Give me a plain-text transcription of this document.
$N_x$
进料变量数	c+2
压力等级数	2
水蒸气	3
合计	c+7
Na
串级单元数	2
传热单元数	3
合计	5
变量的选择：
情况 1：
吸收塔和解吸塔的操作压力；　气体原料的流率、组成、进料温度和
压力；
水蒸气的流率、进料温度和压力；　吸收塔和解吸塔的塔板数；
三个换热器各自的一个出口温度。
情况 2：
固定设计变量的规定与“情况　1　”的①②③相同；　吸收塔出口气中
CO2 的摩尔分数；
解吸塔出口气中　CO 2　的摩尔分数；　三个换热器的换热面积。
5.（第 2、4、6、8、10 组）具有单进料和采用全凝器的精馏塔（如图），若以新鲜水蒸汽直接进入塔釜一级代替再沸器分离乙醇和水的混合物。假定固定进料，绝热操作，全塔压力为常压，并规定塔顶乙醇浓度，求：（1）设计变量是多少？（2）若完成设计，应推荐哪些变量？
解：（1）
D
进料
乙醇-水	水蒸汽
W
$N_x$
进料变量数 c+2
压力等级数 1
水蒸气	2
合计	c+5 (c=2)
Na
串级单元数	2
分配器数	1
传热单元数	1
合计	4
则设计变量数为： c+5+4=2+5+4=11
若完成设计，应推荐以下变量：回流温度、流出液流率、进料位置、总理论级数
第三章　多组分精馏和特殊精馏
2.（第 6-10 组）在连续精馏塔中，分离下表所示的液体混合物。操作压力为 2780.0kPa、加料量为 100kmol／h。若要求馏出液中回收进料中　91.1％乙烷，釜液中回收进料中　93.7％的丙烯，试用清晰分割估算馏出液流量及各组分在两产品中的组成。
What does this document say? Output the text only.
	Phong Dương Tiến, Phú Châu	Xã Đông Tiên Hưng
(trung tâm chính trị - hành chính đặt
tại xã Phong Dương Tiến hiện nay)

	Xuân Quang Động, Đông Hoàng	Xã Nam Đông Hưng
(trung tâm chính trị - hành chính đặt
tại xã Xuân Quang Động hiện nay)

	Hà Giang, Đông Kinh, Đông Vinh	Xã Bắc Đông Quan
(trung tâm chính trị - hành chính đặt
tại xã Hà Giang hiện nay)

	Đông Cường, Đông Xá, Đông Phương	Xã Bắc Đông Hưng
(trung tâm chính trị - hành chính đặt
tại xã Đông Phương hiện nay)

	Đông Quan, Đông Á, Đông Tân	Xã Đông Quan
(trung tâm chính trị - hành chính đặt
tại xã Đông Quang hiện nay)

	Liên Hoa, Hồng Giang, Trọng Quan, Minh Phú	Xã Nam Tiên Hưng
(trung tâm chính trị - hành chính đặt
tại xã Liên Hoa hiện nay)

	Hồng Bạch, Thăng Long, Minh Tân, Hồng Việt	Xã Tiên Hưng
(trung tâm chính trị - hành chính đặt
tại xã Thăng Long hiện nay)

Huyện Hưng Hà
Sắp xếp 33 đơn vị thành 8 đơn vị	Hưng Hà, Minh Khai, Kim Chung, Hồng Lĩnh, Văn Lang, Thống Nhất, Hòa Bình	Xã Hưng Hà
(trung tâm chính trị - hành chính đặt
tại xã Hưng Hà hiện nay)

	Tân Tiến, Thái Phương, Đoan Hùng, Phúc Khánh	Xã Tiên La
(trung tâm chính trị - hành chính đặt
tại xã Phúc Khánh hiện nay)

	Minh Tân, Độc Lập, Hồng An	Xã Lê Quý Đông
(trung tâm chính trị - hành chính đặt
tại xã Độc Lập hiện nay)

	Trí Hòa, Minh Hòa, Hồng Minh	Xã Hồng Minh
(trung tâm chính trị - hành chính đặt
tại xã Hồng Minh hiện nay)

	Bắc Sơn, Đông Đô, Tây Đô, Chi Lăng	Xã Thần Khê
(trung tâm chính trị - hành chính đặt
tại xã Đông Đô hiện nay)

» **What to work on**
Please return the data above exactly as given.

» **Answer to the problem**
Give me a plain-text transcription of this document.
$N_x$
进料变量数	c+2
压力等级数	2
水蒸气	3
合计	c+7
Na
串级单元数	2
传热单元数	3
合计	5
变量的选择：
情况 1：
吸收塔和解吸塔的操作压力；　气体原料的流率、组成、进料温度和
压力；
水蒸气的流率、进料温度和压力；　吸收塔和解吸塔的塔板数；
三个换热器各自的一个出口温度。
情况 2：
固定设计变量的规定与“情况　1　”的①②③相同；　吸收塔出口气中
CO2 的摩尔分数；
解吸塔出口气中　CO 2　的摩尔分数；　三个换热器的换热面积。
5.（第 2、4、6、8、10 组）具有单进料和采用全凝器的精馏塔（如图），若以新鲜水蒸汽直接进入塔釜一级代替再沸器分离乙醇和水的混合物。假定固定进料，绝热操作，全塔压力为常压，并规定塔顶乙醇浓度，求：（1）设计变量是多少？（2）若完成设计，应推荐哪些变量？
解：（1）
D
进料
乙醇-水	水蒸汽
W
$N_x$
进料变量数 c+2
压力等级数 1
水蒸气	2
合计	c+5 (c=2)
Na
串级单元数	2
分配器数	1
传热单元数	1
合计	4
则设计变量数为： c+5+4=2+5+4=11
若完成设计，应推荐以下变量：回流温度、流出液流率、进料位置、总理论级数
第三章　多组分精馏和特殊精馏
2.（第 6-10 组）在连续精馏塔中，分离下表所示的液体混合物。操作压力为 2780.0kPa、加料量为 100kmol／h。若要求馏出液中回收进料中　91.1％乙烷，釜液中回收进料中　93.7％的丙烯，试用清晰分割估算馏出液流量及各组分在两产品中的组成。
What does this document say? Output the text only.
	Phong Dương Tiến, Phú Châu	Xã Đông Tiên Hưng
(trung tâm chính trị - hành chính đặt
tại xã Phong Dương Tiến hiện nay)

	Xuân Quang Động, Đông Hoàng	Xã Nam Đông Hưng
(trung tâm chính trị - hành chính đặt
tại xã Xuân Quang Động hiện nay)

	Hà Giang, Đông Kinh, Đông Vinh	Xã Bắc Đông Quan
(trung tâm chính trị - hành chính đặt
tại xã Hà Giang hiện nay)

	Đông Cường, Đông Xá, Đông Phương	Xã Bắc Đông Hưng
(trung tâm chính trị - hành chính đặt
tại xã Đông Phương hiện nay)

	Đông Quan, Đông Á, Đông Tân	Xã Đông Quan
(trung tâm chính trị - hành chính đặt
tại xã Đông Quang hiện nay)

	Liên Hoa, Hồng Giang, Trọng Quan, Minh Phú	Xã Nam Tiên Hưng
(trung tâm chính trị - hành chính đặt
tại xã Liên Hoa hiện nay)

	Hồng Bạch, Thăng Long, Minh Tân, Hồng Việt	Xã Tiên Hưng
(trung tâm chính trị - hành chính đặt
tại xã Thăng Long hiện nay)

Huyện Hưng Hà
Sắp xếp 33 đơn vị thành 8 đơn vị	Hưng Hà, Minh Khai, Kim Chung, Hồng Lĩnh, Văn Lang, Thống Nhất, Hòa Bình	Xã Hưng Hà
(trung tâm chính trị - hành chính đặt
tại xã Hưng Hà hiện nay)

	Tân Tiến, Thái Phương, Đoan Hùng, Phúc Khánh	Xã Tiên La
(trung tâm chính trị - hành chính đặt
tại xã Phúc Khánh hiện nay)

	Minh Tân, Độc Lập, Hồng An	Xã Lê Quý Đông
(trung tâm chính trị - hành chính đặt
tại xã Độc Lập hiện nay)

	Trí Hòa, Minh Hòa, Hồng Minh	Xã Hồng Minh
(trung tâm chính trị - hành chính đặt
tại xã Hồng Minh hiện nay)

	Bắc Sơn, Đông Đô, Tây Đô, Chi Lăng	Xã Thần Khê
(trung tâm chính trị - hành chính đặt
tại xã Đông Đô hiện nay)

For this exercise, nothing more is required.